Exercise goal
Set down every entry again word for word, please, but skip the pictures.

[Stored data]

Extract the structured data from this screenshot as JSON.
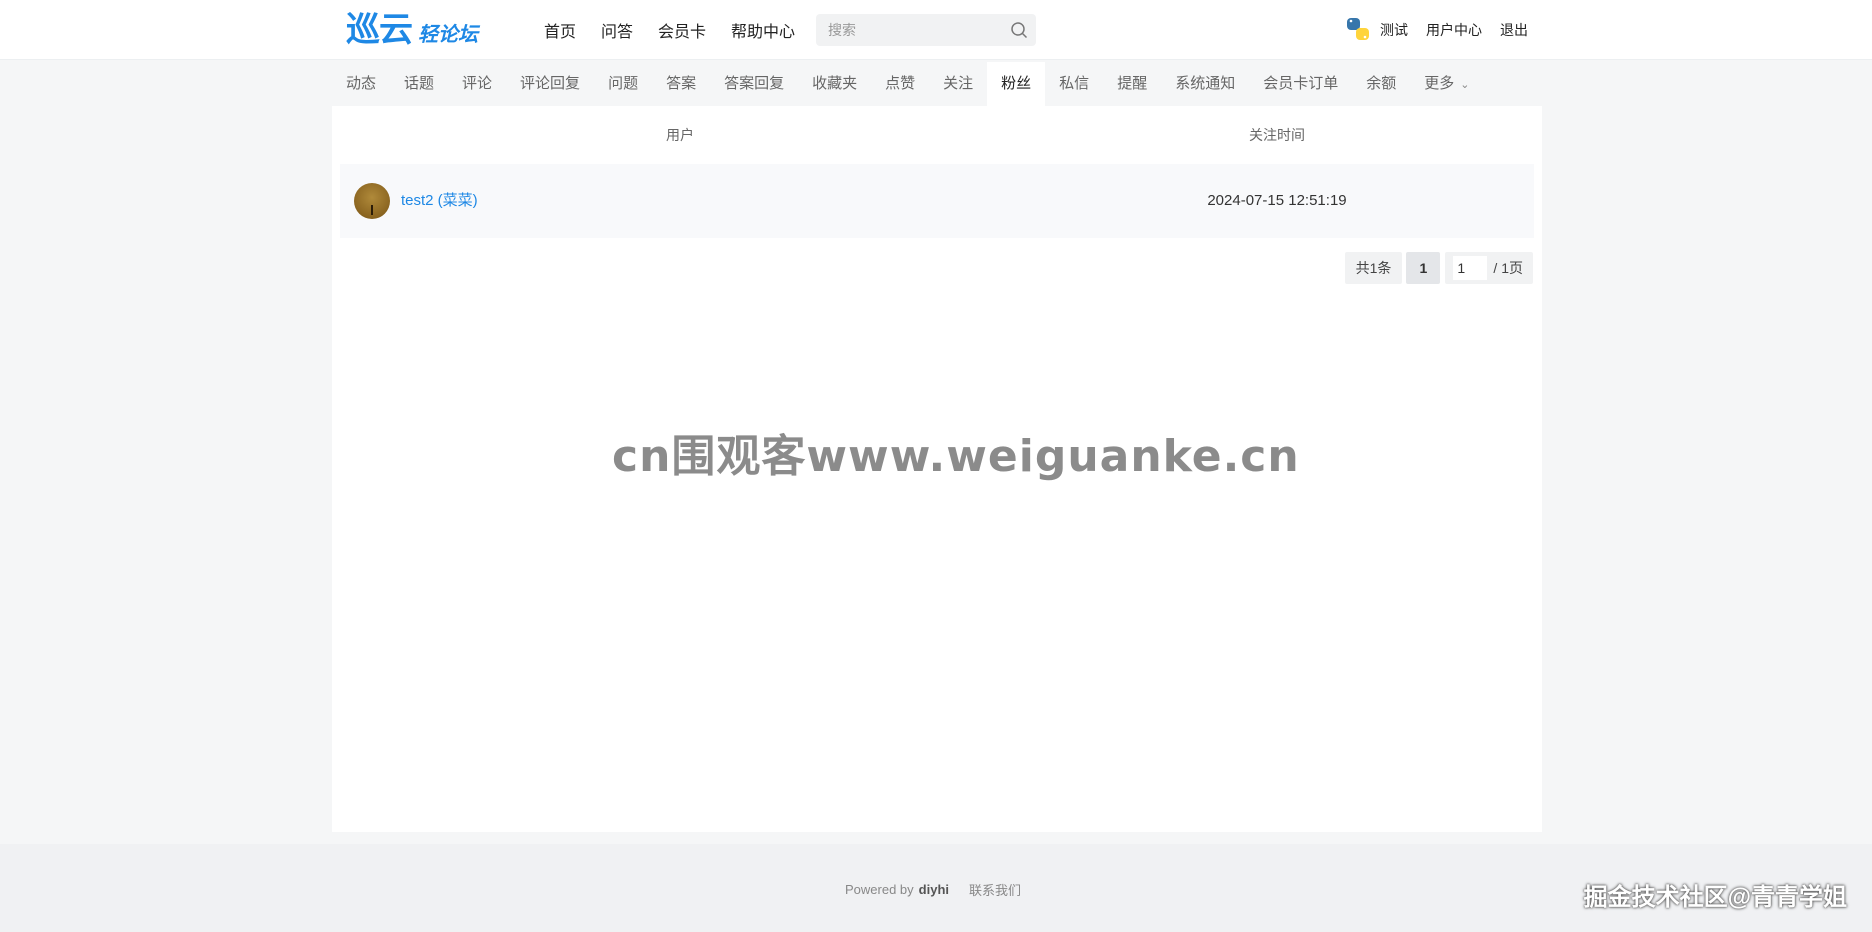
{
  "header": {
    "logo_main": "巡云",
    "logo_sub": "轻论坛",
    "nav": [
      "首页",
      "问答",
      "会员卡",
      "帮助中心"
    ],
    "search_placeholder": "搜索",
    "user_name": "测试",
    "user_center": "用户中心",
    "logout": "退出"
  },
  "tabs": {
    "items": [
      "动态",
      "话题",
      "评论",
      "评论回复",
      "问题",
      "答案",
      "答案回复",
      "收藏夹",
      "点赞",
      "关注",
      "粉丝",
      "私信",
      "提醒",
      "系统通知",
      "会员卡订单",
      "余额",
      "更多"
    ],
    "active": "粉丝"
  },
  "table": {
    "col_user": "用户",
    "col_time": "关注时间",
    "rows": [
      {
        "name": "test2 (菜菜)",
        "time": "2024-07-15 12:51:19"
      }
    ]
  },
  "pager": {
    "total": "共1条",
    "current": "1",
    "jump_value": "1",
    "pages": "/ 1页"
  },
  "watermark": "cn围观客www.weiguanke.cn",
  "footer": {
    "powered": "Powered by",
    "brand": "diyhi",
    "contact": "联系我们"
  },
  "corner_mark": "掘金技术社区@青青学姐",
  "colors": {
    "accent": "#1e88e5",
    "bg": "#f5f6f7"
  }
}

Complete response
Extract the structured data from this screenshot as JSON.
{
  "header": {
    "logo_main": "巡云",
    "logo_sub": "轻论坛",
    "nav": [
      "首页",
      "问答",
      "会员卡",
      "帮助中心"
    ],
    "search_placeholder": "搜索",
    "user_name": "测试",
    "user_center": "用户中心",
    "logout": "退出"
  },
  "tabs": {
    "items": [
      "动态",
      "话题",
      "评论",
      "评论回复",
      "问题",
      "答案",
      "答案回复",
      "收藏夹",
      "点赞",
      "关注",
      "粉丝",
      "私信",
      "提醒",
      "系统通知",
      "会员卡订单",
      "余额",
      "更多"
    ],
    "active": "粉丝"
  },
  "table": {
    "col_user": "用户",
    "col_time": "关注时间",
    "rows": [
      {
        "name": "test2 (菜菜)",
        "time": "2024-07-15 12:51:19"
      }
    ]
  },
  "pager": {
    "total": "共1条",
    "current": "1",
    "jump_value": "1",
    "pages": "/ 1页"
  },
  "watermark": "cn围观客www.weiguanke.cn",
  "footer": {
    "powered": "Powered by",
    "brand": "diyhi",
    "contact": "联系我们"
  },
  "corner_mark": "掘金技术社区@青青学姐",
  "colors": {
    "accent": "#1e88e5",
    "bg": "#f5f6f7"
  }
}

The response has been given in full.